Task prompt:
In the data below, find each line containing the string "Light" and return it.

Record set:
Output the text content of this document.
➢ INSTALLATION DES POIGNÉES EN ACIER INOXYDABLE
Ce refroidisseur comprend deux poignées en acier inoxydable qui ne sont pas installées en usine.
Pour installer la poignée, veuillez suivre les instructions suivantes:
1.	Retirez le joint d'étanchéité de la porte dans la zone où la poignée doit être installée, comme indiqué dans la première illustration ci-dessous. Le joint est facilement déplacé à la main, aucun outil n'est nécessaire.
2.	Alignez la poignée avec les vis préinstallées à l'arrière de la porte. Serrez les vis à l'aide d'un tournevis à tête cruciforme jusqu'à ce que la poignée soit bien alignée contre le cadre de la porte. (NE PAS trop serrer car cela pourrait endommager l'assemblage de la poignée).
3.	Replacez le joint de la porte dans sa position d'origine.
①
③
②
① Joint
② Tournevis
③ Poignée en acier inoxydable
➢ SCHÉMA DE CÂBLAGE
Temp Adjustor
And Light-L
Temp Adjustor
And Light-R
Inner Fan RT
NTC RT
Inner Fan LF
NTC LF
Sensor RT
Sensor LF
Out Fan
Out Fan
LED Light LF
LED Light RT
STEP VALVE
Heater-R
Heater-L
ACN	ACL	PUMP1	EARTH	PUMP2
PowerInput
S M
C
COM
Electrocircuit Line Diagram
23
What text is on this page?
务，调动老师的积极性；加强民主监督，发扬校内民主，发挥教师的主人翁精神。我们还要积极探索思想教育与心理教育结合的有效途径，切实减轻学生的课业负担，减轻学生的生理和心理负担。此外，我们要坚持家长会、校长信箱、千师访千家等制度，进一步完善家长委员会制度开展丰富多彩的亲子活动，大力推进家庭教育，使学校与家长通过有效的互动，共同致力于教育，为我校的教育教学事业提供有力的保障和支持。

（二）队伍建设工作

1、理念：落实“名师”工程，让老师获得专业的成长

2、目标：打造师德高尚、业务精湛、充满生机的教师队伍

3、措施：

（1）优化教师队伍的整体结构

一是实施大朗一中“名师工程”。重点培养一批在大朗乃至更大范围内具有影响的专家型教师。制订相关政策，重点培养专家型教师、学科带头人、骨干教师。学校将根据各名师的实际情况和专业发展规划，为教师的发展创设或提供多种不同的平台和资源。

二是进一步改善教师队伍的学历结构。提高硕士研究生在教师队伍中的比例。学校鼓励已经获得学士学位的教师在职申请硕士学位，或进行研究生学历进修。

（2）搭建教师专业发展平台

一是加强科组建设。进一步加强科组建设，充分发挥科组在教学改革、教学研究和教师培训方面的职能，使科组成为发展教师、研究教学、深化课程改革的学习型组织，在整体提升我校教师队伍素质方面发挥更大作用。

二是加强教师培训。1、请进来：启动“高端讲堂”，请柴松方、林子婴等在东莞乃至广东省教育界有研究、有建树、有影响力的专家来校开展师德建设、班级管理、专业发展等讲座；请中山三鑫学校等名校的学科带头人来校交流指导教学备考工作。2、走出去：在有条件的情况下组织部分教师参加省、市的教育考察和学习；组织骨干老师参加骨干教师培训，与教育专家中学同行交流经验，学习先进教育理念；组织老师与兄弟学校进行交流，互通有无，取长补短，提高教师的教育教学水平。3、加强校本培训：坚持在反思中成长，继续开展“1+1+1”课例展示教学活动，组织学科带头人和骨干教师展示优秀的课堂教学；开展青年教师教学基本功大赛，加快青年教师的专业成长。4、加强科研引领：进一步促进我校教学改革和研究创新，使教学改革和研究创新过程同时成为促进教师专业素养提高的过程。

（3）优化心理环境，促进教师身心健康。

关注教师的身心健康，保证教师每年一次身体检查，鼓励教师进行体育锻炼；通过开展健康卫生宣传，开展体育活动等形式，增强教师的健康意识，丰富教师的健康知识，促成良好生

Solution to the exercise:
And Light-L
And Light-R
LED Light LF
LED Light RT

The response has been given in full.